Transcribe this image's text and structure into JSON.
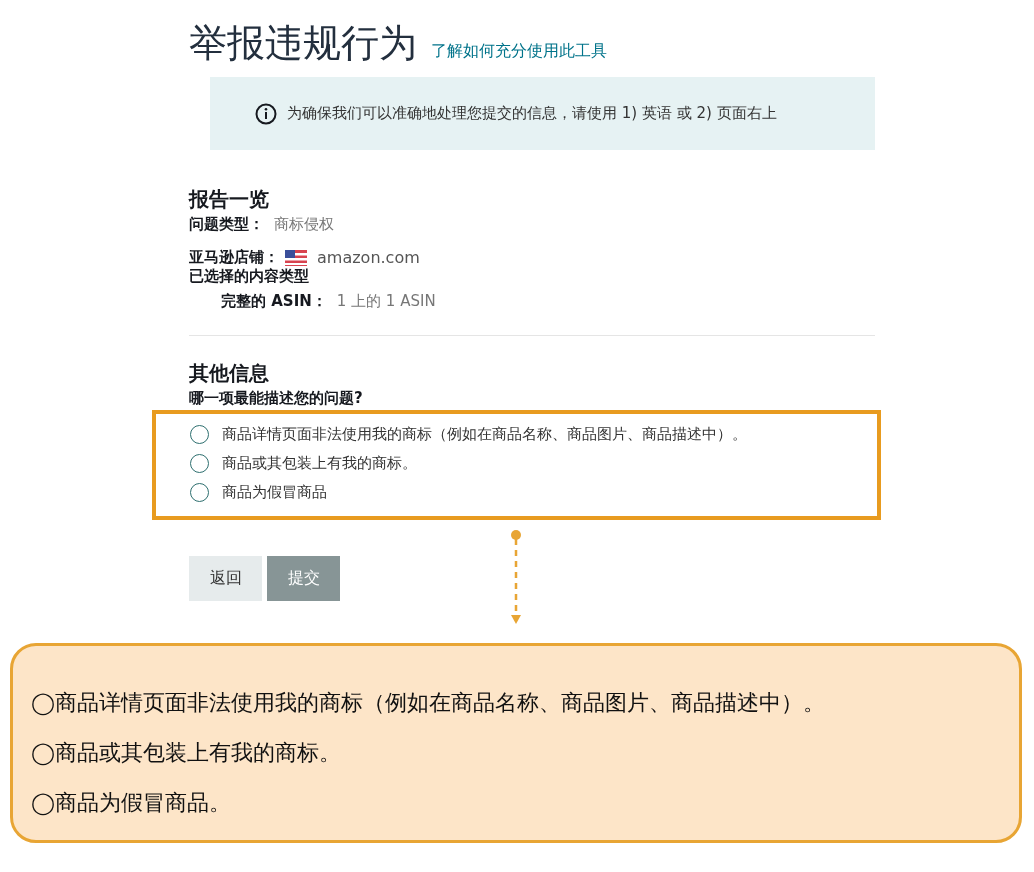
{
  "header": {
    "title": "举报违规行为",
    "help_link": "了解如何充分使用此工具"
  },
  "notice": {
    "text": "为确保我们可以准确地处理您提交的信息，请使用 1) 英语 或 2) 页面右上"
  },
  "summary": {
    "heading": "报告一览",
    "fields": [
      {
        "label": "问题类型：",
        "value": "商标侵权",
        "flag": false
      },
      {
        "label": "亚马逊店铺：",
        "value": "amazon.com",
        "flag": true
      }
    ],
    "content_type_heading": "已选择的内容类型",
    "content_item": {
      "label": "完整的 ASIN：",
      "value": "1 上的 1 ASIN"
    }
  },
  "additional": {
    "heading": "其他信息",
    "question": "哪一项最能描述您的问题?",
    "options": [
      {
        "label": "商品详情页面非法使用我的商标（例如在商品名称、商品图片、商品描述中）。",
        "selected": false
      },
      {
        "label": "商品或其包装上有我的商标。",
        "selected": false
      },
      {
        "label": "商品为假冒商品",
        "selected": false
      }
    ]
  },
  "buttons": [
    {
      "label": "返回",
      "disabled": false
    },
    {
      "label": "提交",
      "disabled": true
    }
  ],
  "callout": {
    "lines": [
      "◯商品详情页面非法使用我的商标（例如在商品名称、商品图片、商品描述中）。",
      "◯商品或其包装上有我的商标。",
      "◯商品为假冒商品。"
    ]
  }
}
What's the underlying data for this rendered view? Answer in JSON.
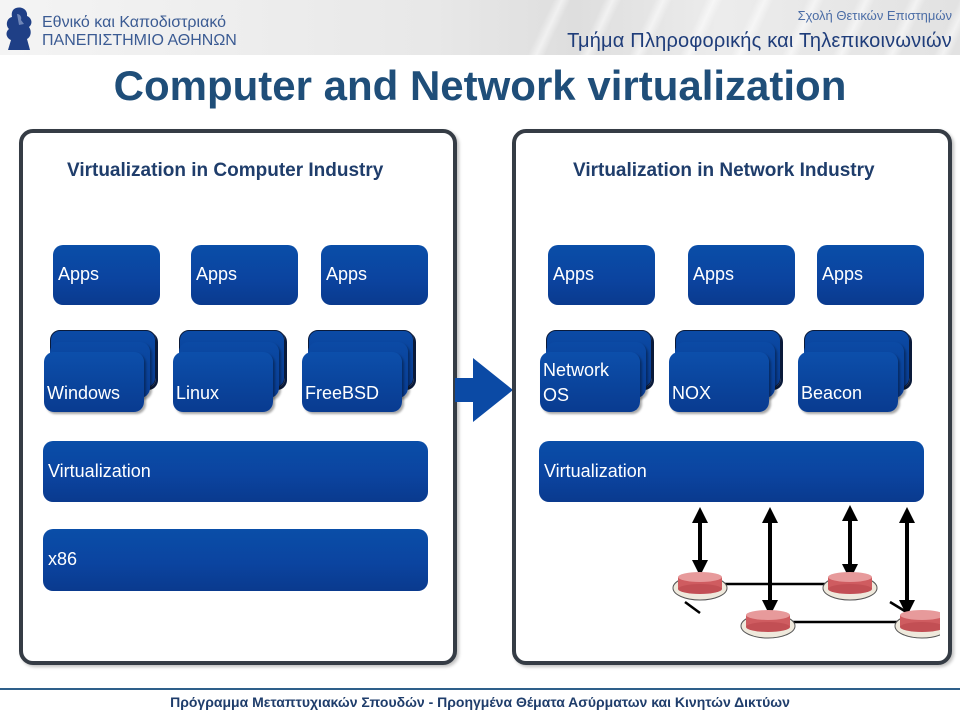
{
  "header": {
    "university_line1": "Εθνικό και Καποδιστριακό",
    "university_line2": "ΠΑΝΕΠΙΣΤΗΜΙΟ ΑΘΗΝΩΝ",
    "school": "Σχολή Θετικών Επιστημών",
    "department": "Τμήμα Πληροφορικής και Τηλεπικοινωνιών",
    "logo_icon": "university-logo-icon"
  },
  "title": "Computer and Network virtualization",
  "left_panel": {
    "heading": "Virtualization in Computer Industry",
    "apps": [
      "Apps",
      "Apps",
      "Apps"
    ],
    "os": [
      "Windows",
      "Linux",
      "FreeBSD"
    ],
    "virtualization": "Virtualization",
    "hardware": "x86"
  },
  "arrow_icon": "right-arrow-icon",
  "right_panel": {
    "heading": "Virtualization in Network Industry",
    "apps": [
      "Apps",
      "Apps",
      "Apps"
    ],
    "os": [
      "Network OS",
      "NOX",
      "Beacon"
    ],
    "os_lines": [
      [
        "Network",
        "OS"
      ],
      [
        "NOX"
      ],
      [
        "Beacon"
      ]
    ],
    "virtualization": "Virtualization",
    "network_icons": "router-network-icon"
  },
  "colors": {
    "title": "#1f4e79",
    "box_blue": "#0b44a0",
    "panel_border": "#353c45",
    "router_red": "#d9676a"
  },
  "footer": "Πρόγραμμα Μεταπτυχιακών Σπουδών - Προηγμένα Θέματα Ασύρματων και Κινητών Δικτύων"
}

++++

*The problem*
Every line should be retyped exactly, with the pictures omitted.

*Answer to the task*
Transcribe this image's text and structure into JSON.
{
  "header": {
    "title": "举报违规行为",
    "help_link": "了解如何充分使用此工具"
  },
  "notice": {
    "text": "为确保我们可以准确地处理您提交的信息，请使用 1) 英语 或 2) 页面右上"
  },
  "summary": {
    "heading": "报告一览",
    "fields": [
      {
        "label": "问题类型：",
        "value": "商标侵权",
        "flag": false
      },
      {
        "label": "亚马逊店铺：",
        "value": "amazon.com",
        "flag": true
      }
    ],
    "content_type_heading": "已选择的内容类型",
    "content_item": {
      "label": "完整的 ASIN：",
      "value": "1 上的 1 ASIN"
    }
  },
  "additional": {
    "heading": "其他信息",
    "question": "哪一项最能描述您的问题?",
    "options": [
      {
        "label": "商品详情页面非法使用我的商标（例如在商品名称、商品图片、商品描述中）。",
        "selected": false
      },
      {
        "label": "商品或其包装上有我的商标。",
        "selected": false
      },
      {
        "label": "商品为假冒商品",
        "selected": false
      }
    ]
  },
  "buttons": [
    {
      "label": "返回",
      "disabled": false
    },
    {
      "label": "提交",
      "disabled": true
    }
  ],
  "callout": {
    "lines": [
      "◯商品详情页面非法使用我的商标（例如在商品名称、商品图片、商品描述中）。",
      "◯商品或其包装上有我的商标。",
      "◯商品为假冒商品。"
    ]
  }
}
What's the underlying data for this rendered view? Answer in JSON.
{
  "header": {
    "university_line1": "Εθνικό και Καποδιστριακό",
    "university_line2": "ΠΑΝΕΠΙΣΤΗΜΙΟ ΑΘΗΝΩΝ",
    "school": "Σχολή Θετικών Επιστημών",
    "department": "Τμήμα Πληροφορικής και Τηλεπικοινωνιών",
    "logo_icon": "university-logo-icon"
  },
  "title": "Computer and Network virtualization",
  "left_panel": {
    "heading": "Virtualization in Computer Industry",
    "apps": [
      "Apps",
      "Apps",
      "Apps"
    ],
    "os": [
      "Windows",
      "Linux",
      "FreeBSD"
    ],
    "virtualization": "Virtualization",
    "hardware": "x86"
  },
  "arrow_icon": "right-arrow-icon",
  "right_panel": {
    "heading": "Virtualization in Network Industry",
    "apps": [
      "Apps",
      "Apps",
      "Apps"
    ],
    "os": [
      "Network OS",
      "NOX",
      "Beacon"
    ],
    "os_lines": [
      [
        "Network",
        "OS"
      ],
      [
        "NOX"
      ],
      [
        "Beacon"
      ]
    ],
    "virtualization": "Virtualization",
    "network_icons": "router-network-icon"
  },
  "colors": {
    "title": "#1f4e79",
    "box_blue": "#0b44a0",
    "panel_border": "#353c45",
    "router_red": "#d9676a"
  },
  "footer": "Πρόγραμμα Μεταπτυχιακών Σπουδών - Προηγμένα Θέματα Ασύρματων και Κινητών Δικτύων"
}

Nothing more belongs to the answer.